Copy out every line of the records below word for word, leaving out the pictures.

>>

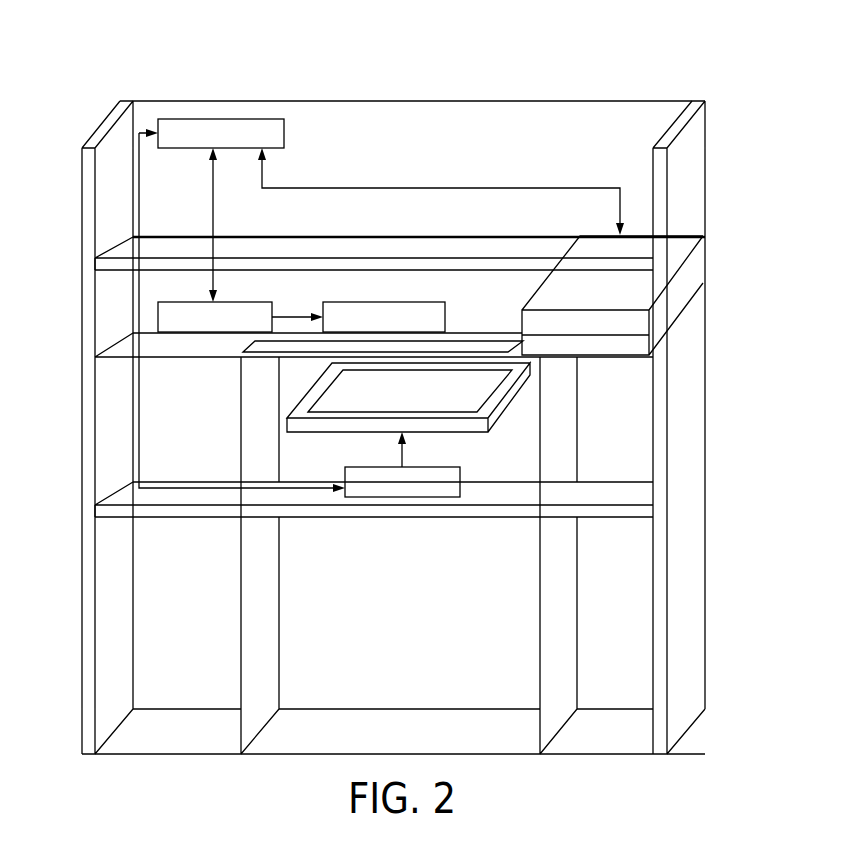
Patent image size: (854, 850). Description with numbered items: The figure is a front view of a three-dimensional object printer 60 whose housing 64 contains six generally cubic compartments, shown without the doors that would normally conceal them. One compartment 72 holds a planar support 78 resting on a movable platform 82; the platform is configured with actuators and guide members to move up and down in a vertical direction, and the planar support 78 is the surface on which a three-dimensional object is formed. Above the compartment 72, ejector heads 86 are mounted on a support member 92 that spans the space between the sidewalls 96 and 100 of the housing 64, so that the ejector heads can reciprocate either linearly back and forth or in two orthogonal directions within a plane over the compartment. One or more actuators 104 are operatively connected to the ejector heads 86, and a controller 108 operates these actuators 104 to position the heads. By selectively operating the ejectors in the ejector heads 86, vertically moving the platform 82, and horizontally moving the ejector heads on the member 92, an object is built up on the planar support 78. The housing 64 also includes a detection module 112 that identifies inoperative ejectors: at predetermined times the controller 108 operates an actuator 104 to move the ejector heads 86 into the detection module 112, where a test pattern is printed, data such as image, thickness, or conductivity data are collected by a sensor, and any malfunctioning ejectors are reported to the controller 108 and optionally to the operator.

The printer 60 is at (138, 88).
The housing 64 is at (690, 352).
The compartment 72 is at (307, 470).
The planar support 78 is at (423, 406).
The movable platform 82 is at (510, 408).
The ejector heads 86 is at (445, 317).
The support member 92 is at (176, 360).
The sidewall 96 is at (82, 225).
The sidewall 100 is at (705, 122).
The actuators 104 is at (273, 308).
The controller 108 is at (284, 133).
The detection module 112 is at (692, 285).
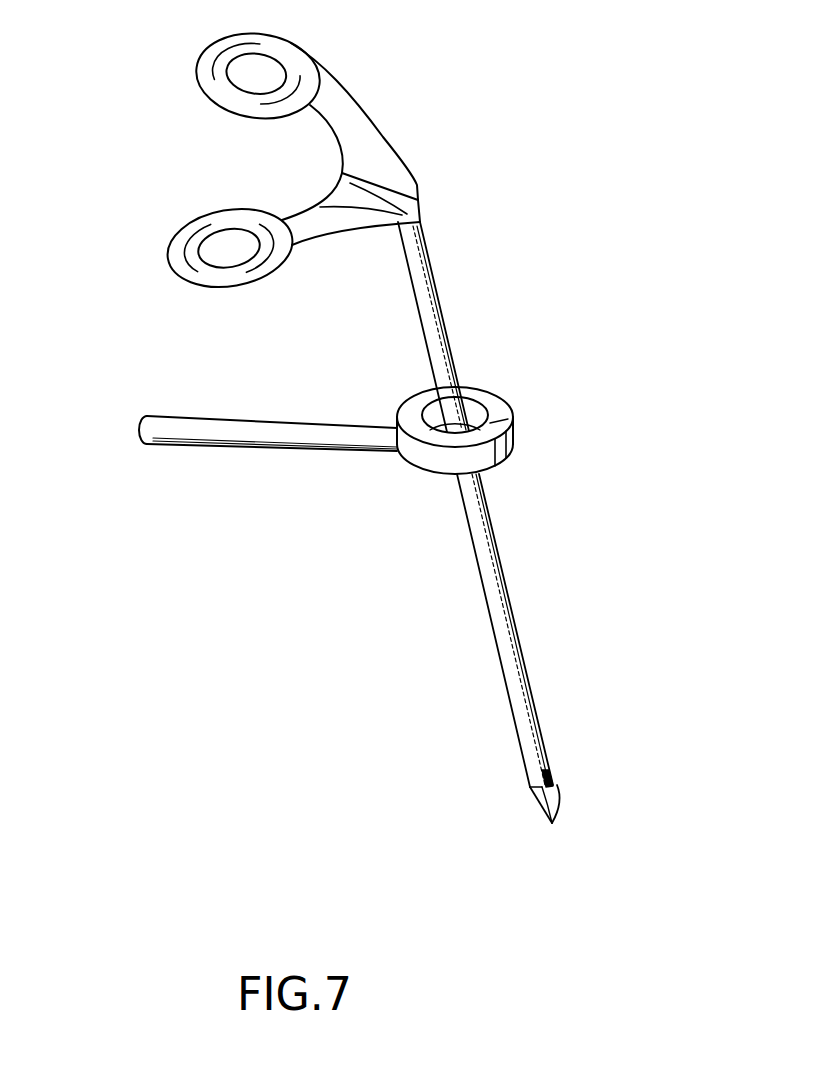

<<

Answer to this task:
Patent image size: (854, 850). Description with numbered items: The figure is a front view of a three-dimensional object printer 60 whose housing 64 contains six generally cubic compartments, shown without the doors that would normally conceal them. One compartment 72 holds a planar support 78 resting on a movable platform 82; the platform is configured with actuators and guide members to move up and down in a vertical direction, and the planar support 78 is the surface on which a three-dimensional object is formed. Above the compartment 72, ejector heads 86 are mounted on a support member 92 that spans the space between the sidewalls 96 and 100 of the housing 64, so that the ejector heads can reciprocate either linearly back and forth or in two orthogonal directions within a plane over the compartment. One or more actuators 104 are operatively connected to the ejector heads 86, and a controller 108 operates these actuators 104 to position the heads. By selectively operating the ejectors in the ejector heads 86, vertically moving the platform 82, and horizontally moving the ejector heads on the member 92, an object is built up on the planar support 78. The housing 64 also includes a detection module 112 that identifies inoperative ejectors: at predetermined times the controller 108 operates an actuator 104 to move the ejector heads 86 into the detection module 112, where a test pattern is printed, data such as image, thickness, or conductivity data are collected by a sensor, and any malfunctioning ejectors are reported to the controller 108 and optionally to the operator.

The printer 60 is at (138, 88).
The housing 64 is at (690, 352).
The compartment 72 is at (307, 470).
The planar support 78 is at (423, 406).
The movable platform 82 is at (510, 408).
The ejector heads 86 is at (445, 317).
The support member 92 is at (176, 360).
The sidewall 96 is at (82, 225).
The sidewall 100 is at (705, 122).
The actuators 104 is at (273, 308).
The controller 108 is at (284, 133).
The detection module 112 is at (692, 285).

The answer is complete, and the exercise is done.